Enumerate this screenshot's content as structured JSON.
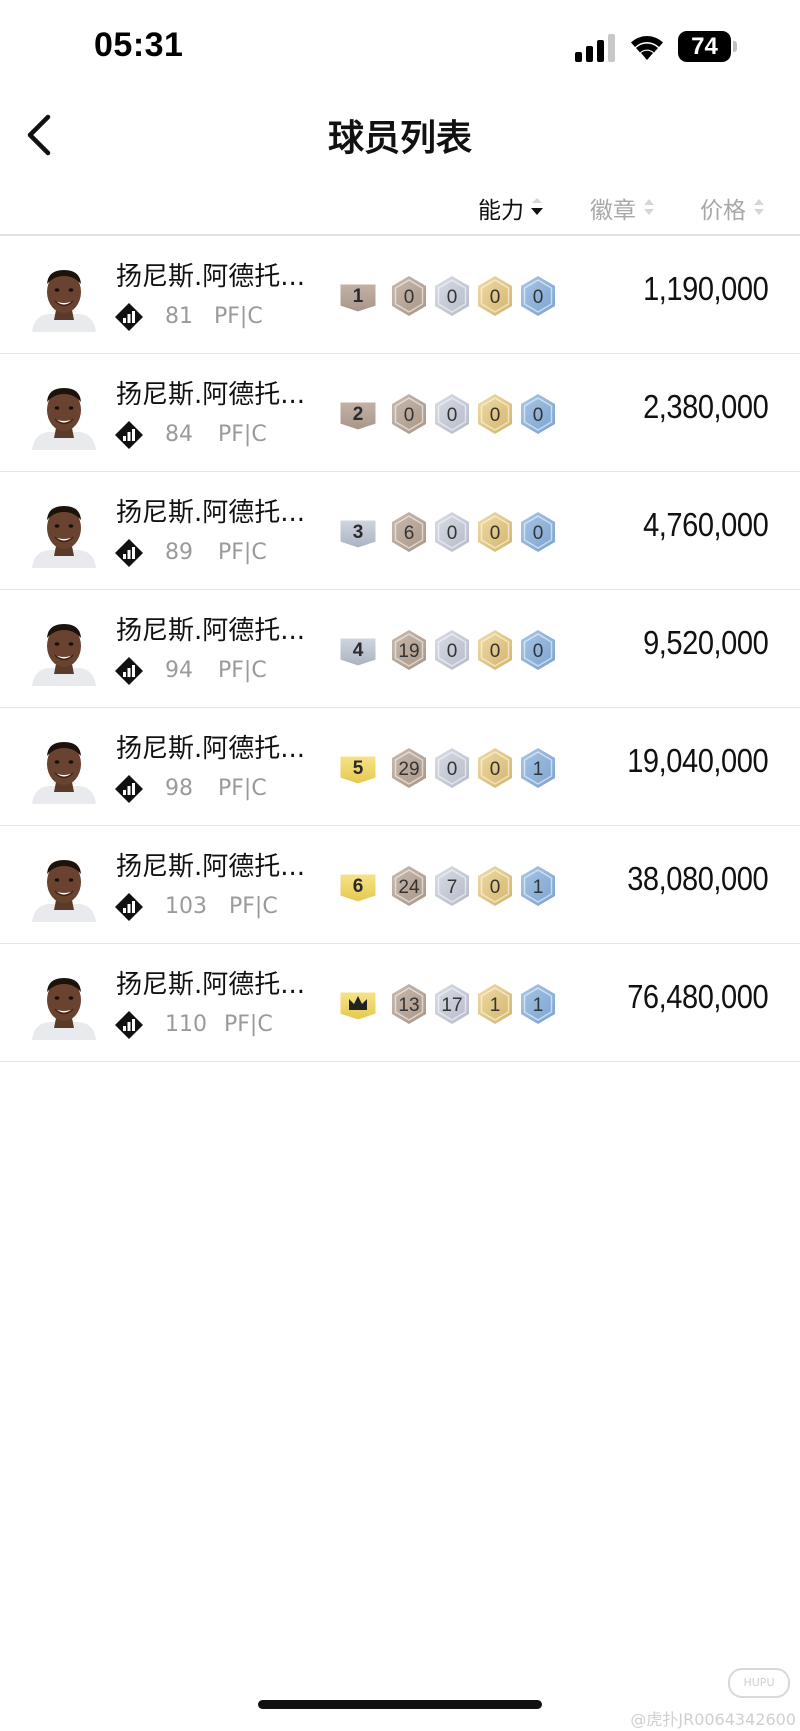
{
  "status_bar": {
    "time": "05:31",
    "battery_level": "74",
    "icons": [
      "signal-icon",
      "wifi-icon",
      "battery-icon"
    ]
  },
  "header": {
    "title": "球员列表",
    "back_icon": "chevron-left-icon"
  },
  "sort_options": [
    {
      "label": "能力",
      "active": true
    },
    {
      "label": "徽章",
      "active": false
    },
    {
      "label": "价格",
      "active": false
    }
  ],
  "colors": {
    "grade_brown": "#b8a79a",
    "grade_silver": "#c5ccd6",
    "grade_gold": "#f3de7a",
    "hex_bronze": "#b9aca0",
    "hex_silver": "#c9ced9",
    "hex_gold": "#e2c98a",
    "hex_blue": "#8fb2d6",
    "price_text": "#111111",
    "muted_text": "#9a9a9a"
  },
  "players": [
    {
      "name": "扬尼斯.阿德托...",
      "rating": "81",
      "position": "PF|C",
      "grade": "1",
      "grade_icon": "number",
      "badges": [
        "0",
        "0",
        "0",
        "0"
      ],
      "price": "1,190,000"
    },
    {
      "name": "扬尼斯.阿德托...",
      "rating": "84",
      "position": "PF|C",
      "grade": "2",
      "grade_icon": "number",
      "badges": [
        "0",
        "0",
        "0",
        "0"
      ],
      "price": "2,380,000"
    },
    {
      "name": "扬尼斯.阿德托...",
      "rating": "89",
      "position": "PF|C",
      "grade": "3",
      "grade_icon": "number",
      "badges": [
        "6",
        "0",
        "0",
        "0"
      ],
      "price": "4,760,000"
    },
    {
      "name": "扬尼斯.阿德托...",
      "rating": "94",
      "position": "PF|C",
      "grade": "4",
      "grade_icon": "number",
      "badges": [
        "19",
        "0",
        "0",
        "0"
      ],
      "price": "9,520,000"
    },
    {
      "name": "扬尼斯.阿德托...",
      "rating": "98",
      "position": "PF|C",
      "grade": "5",
      "grade_icon": "number",
      "badges": [
        "29",
        "0",
        "0",
        "1"
      ],
      "price": "19,040,000"
    },
    {
      "name": "扬尼斯.阿德托...",
      "rating": "103",
      "position": "PF|C",
      "grade": "6",
      "grade_icon": "number",
      "badges": [
        "24",
        "7",
        "0",
        "1"
      ],
      "price": "38,080,000"
    },
    {
      "name": "扬尼斯.阿德托...",
      "rating": "110",
      "position": "PF|C",
      "grade": "",
      "grade_icon": "crown-icon",
      "badges": [
        "13",
        "17",
        "1",
        "1"
      ],
      "price": "76,480,000"
    }
  ],
  "watermark": {
    "logo": "HUPU",
    "text": "@虎扑JR0064342600"
  }
}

→ Problem to work on:
Repeat verbatim all the material, but not the pictures.

→ Expected output:
Enumerate this screenshot's content as structured JSON.
{
  "status_bar": {
    "time": "05:31",
    "battery_level": "74",
    "icons": [
      "signal-icon",
      "wifi-icon",
      "battery-icon"
    ]
  },
  "header": {
    "title": "球员列表",
    "back_icon": "chevron-left-icon"
  },
  "sort_options": [
    {
      "label": "能力",
      "active": true
    },
    {
      "label": "徽章",
      "active": false
    },
    {
      "label": "价格",
      "active": false
    }
  ],
  "colors": {
    "grade_brown": "#b8a79a",
    "grade_silver": "#c5ccd6",
    "grade_gold": "#f3de7a",
    "hex_bronze": "#b9aca0",
    "hex_silver": "#c9ced9",
    "hex_gold": "#e2c98a",
    "hex_blue": "#8fb2d6",
    "price_text": "#111111",
    "muted_text": "#9a9a9a"
  },
  "players": [
    {
      "name": "扬尼斯.阿德托...",
      "rating": "81",
      "position": "PF|C",
      "grade": "1",
      "grade_icon": "number",
      "badges": [
        "0",
        "0",
        "0",
        "0"
      ],
      "price": "1,190,000"
    },
    {
      "name": "扬尼斯.阿德托...",
      "rating": "84",
      "position": "PF|C",
      "grade": "2",
      "grade_icon": "number",
      "badges": [
        "0",
        "0",
        "0",
        "0"
      ],
      "price": "2,380,000"
    },
    {
      "name": "扬尼斯.阿德托...",
      "rating": "89",
      "position": "PF|C",
      "grade": "3",
      "grade_icon": "number",
      "badges": [
        "6",
        "0",
        "0",
        "0"
      ],
      "price": "4,760,000"
    },
    {
      "name": "扬尼斯.阿德托...",
      "rating": "94",
      "position": "PF|C",
      "grade": "4",
      "grade_icon": "number",
      "badges": [
        "19",
        "0",
        "0",
        "0"
      ],
      "price": "9,520,000"
    },
    {
      "name": "扬尼斯.阿德托...",
      "rating": "98",
      "position": "PF|C",
      "grade": "5",
      "grade_icon": "number",
      "badges": [
        "29",
        "0",
        "0",
        "1"
      ],
      "price": "19,040,000"
    },
    {
      "name": "扬尼斯.阿德托...",
      "rating": "103",
      "position": "PF|C",
      "grade": "6",
      "grade_icon": "number",
      "badges": [
        "24",
        "7",
        "0",
        "1"
      ],
      "price": "38,080,000"
    },
    {
      "name": "扬尼斯.阿德托...",
      "rating": "110",
      "position": "PF|C",
      "grade": "",
      "grade_icon": "crown-icon",
      "badges": [
        "13",
        "17",
        "1",
        "1"
      ],
      "price": "76,480,000"
    }
  ],
  "watermark": {
    "logo": "HUPU",
    "text": "@虎扑JR0064342600"
  }
}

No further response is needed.